- **SHORT TASK**: In the listing that follows, how many lines contain "University"? Give the number only.

EXERCISE MATERIALS start

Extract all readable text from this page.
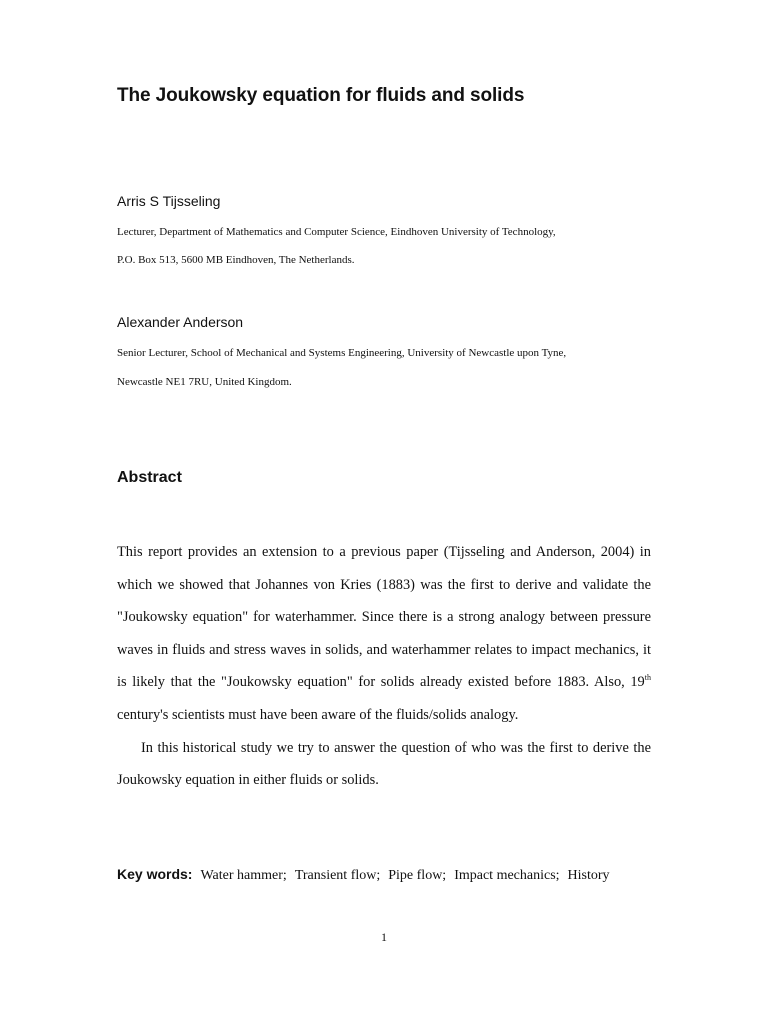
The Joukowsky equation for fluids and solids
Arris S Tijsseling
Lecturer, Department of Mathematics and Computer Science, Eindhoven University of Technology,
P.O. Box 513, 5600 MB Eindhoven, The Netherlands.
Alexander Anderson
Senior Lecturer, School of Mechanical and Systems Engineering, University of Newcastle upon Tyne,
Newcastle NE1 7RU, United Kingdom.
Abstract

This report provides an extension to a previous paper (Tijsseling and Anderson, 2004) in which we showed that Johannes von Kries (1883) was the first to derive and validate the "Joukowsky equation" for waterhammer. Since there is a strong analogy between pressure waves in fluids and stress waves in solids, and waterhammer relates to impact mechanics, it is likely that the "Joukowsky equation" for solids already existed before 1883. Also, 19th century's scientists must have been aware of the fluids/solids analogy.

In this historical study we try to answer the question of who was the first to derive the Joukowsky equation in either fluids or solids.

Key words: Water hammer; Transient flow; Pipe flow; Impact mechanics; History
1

EXERCISE MATERIALS end

- **RESULT OF THE EXERCISE**: 2